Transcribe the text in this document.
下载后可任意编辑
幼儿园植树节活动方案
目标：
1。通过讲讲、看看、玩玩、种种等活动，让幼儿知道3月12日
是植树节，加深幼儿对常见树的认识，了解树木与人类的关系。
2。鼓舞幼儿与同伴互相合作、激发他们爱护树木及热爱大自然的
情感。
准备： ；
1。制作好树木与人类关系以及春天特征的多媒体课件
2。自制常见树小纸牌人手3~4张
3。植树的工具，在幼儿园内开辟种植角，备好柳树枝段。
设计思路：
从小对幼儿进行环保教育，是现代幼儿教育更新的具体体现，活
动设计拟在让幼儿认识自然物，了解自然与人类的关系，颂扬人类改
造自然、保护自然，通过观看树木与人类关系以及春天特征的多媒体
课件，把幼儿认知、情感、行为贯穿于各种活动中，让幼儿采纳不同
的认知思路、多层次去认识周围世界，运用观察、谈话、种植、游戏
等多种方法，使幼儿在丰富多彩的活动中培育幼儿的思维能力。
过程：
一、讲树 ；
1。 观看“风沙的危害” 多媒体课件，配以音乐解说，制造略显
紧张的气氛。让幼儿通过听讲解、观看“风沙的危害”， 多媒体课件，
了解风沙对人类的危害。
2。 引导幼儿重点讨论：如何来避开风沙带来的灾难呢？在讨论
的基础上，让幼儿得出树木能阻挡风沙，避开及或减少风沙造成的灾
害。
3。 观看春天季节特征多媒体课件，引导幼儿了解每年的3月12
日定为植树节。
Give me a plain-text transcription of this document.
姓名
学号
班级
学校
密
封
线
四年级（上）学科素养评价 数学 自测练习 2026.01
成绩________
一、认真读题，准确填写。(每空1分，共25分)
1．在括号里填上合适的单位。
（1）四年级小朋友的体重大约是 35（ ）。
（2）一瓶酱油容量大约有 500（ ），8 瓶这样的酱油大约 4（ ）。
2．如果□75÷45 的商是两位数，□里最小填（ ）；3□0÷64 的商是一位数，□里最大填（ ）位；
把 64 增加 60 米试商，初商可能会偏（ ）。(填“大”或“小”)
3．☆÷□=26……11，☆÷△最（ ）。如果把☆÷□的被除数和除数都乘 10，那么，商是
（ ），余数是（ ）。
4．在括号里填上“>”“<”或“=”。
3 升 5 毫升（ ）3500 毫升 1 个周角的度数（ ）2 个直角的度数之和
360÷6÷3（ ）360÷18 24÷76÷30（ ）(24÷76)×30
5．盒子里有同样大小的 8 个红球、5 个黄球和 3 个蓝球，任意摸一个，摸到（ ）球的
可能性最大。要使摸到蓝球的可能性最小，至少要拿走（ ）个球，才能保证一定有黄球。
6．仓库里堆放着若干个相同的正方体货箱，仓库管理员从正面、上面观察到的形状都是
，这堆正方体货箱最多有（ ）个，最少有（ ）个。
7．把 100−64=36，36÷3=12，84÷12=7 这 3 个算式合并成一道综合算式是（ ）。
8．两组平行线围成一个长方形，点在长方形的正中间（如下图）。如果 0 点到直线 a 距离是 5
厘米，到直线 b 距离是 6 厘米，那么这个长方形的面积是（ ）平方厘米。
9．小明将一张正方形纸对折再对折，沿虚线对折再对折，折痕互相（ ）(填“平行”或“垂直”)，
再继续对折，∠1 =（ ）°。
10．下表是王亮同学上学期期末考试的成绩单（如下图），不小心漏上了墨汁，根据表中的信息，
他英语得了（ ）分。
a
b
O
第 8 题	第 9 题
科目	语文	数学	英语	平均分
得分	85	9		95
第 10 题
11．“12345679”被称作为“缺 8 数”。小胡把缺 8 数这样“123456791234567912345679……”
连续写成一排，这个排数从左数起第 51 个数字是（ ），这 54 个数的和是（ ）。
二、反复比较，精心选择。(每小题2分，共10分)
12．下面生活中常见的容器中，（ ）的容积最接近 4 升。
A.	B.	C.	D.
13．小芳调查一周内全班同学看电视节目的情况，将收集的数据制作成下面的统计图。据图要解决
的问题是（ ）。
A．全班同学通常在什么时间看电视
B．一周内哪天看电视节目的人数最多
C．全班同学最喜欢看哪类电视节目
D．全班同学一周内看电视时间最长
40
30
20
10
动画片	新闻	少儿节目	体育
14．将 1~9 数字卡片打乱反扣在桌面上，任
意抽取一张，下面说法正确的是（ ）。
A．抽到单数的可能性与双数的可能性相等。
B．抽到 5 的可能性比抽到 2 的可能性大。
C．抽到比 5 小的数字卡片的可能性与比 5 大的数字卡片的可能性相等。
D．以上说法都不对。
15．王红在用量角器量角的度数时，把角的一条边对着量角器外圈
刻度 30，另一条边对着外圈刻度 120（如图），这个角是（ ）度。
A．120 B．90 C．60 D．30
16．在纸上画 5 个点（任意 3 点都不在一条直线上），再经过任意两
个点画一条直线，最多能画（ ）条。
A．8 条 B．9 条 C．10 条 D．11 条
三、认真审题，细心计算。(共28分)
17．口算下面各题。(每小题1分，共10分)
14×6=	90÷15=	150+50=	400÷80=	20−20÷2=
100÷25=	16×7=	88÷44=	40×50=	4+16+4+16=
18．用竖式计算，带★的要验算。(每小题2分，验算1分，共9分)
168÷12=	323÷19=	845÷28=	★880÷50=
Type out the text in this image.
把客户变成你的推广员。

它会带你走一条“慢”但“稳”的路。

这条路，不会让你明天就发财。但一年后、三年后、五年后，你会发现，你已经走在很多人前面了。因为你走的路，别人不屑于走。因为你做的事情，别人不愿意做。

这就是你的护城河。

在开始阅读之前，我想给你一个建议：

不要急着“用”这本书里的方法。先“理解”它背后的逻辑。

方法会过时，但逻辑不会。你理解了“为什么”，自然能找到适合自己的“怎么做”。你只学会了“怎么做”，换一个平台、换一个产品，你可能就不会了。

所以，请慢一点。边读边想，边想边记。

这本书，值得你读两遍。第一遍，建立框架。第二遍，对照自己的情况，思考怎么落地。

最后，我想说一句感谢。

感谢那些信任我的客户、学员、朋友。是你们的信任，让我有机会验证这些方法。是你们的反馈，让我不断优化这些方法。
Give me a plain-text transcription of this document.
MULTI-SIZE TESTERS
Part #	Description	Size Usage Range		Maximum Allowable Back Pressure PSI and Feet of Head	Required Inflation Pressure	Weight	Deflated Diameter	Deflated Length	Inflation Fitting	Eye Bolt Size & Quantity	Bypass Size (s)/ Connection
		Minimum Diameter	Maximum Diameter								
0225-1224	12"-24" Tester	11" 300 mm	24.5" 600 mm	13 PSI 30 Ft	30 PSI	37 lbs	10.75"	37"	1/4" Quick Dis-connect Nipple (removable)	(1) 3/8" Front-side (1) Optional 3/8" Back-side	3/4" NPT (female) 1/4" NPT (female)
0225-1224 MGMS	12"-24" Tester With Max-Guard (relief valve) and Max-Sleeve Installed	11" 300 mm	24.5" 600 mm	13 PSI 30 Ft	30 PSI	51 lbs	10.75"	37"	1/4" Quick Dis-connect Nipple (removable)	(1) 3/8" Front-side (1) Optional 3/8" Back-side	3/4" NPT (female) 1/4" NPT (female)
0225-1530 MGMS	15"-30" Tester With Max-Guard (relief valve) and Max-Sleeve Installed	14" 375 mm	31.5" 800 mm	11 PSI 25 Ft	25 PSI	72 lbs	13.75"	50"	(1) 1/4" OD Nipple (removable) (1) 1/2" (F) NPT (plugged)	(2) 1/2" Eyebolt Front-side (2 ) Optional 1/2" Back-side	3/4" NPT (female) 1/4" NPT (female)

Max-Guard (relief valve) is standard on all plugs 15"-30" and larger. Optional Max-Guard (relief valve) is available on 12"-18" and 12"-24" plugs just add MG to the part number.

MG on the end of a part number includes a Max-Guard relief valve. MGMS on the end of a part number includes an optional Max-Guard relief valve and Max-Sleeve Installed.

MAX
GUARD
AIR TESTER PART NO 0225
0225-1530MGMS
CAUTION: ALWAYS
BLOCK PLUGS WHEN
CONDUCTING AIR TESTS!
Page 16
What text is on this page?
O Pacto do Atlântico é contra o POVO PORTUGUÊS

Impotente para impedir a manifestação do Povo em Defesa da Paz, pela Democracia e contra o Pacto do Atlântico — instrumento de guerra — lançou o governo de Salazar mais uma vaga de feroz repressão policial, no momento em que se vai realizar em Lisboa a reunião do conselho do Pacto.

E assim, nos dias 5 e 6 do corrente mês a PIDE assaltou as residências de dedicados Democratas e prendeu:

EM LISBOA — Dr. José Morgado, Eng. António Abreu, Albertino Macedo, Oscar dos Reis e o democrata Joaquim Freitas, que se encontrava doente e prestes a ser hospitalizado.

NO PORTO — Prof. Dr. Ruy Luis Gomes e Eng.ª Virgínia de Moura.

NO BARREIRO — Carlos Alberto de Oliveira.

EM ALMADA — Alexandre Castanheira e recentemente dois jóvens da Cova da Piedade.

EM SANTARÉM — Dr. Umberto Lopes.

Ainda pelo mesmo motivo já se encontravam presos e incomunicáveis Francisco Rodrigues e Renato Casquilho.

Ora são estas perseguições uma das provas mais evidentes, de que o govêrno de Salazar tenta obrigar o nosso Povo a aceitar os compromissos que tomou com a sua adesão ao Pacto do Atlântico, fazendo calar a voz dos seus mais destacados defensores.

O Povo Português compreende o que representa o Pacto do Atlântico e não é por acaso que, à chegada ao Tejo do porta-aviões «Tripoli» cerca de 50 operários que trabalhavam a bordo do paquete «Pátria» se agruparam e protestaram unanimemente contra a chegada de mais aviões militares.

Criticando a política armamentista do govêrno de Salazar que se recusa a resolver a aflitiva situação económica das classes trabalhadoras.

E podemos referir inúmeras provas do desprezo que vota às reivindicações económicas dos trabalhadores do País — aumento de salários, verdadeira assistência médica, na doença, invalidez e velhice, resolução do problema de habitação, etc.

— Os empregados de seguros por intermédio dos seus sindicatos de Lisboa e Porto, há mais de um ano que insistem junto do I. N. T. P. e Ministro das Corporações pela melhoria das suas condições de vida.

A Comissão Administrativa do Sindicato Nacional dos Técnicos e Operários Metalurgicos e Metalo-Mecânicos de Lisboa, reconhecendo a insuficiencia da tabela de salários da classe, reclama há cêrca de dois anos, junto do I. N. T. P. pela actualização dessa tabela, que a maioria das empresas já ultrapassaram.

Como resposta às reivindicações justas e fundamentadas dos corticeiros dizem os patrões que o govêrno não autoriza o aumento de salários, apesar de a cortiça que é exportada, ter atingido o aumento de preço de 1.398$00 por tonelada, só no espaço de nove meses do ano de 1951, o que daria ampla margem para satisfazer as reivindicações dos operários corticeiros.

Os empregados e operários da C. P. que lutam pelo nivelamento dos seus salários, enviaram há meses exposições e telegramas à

# Work instructions
From the records given above, copy all lines containing "this".

# Reply
Transcribe the text in this document.
Give me a plain-text transcription of this document.
Type out the text in this image.
Give me a plain-text transcription of this document.
What text is on this page?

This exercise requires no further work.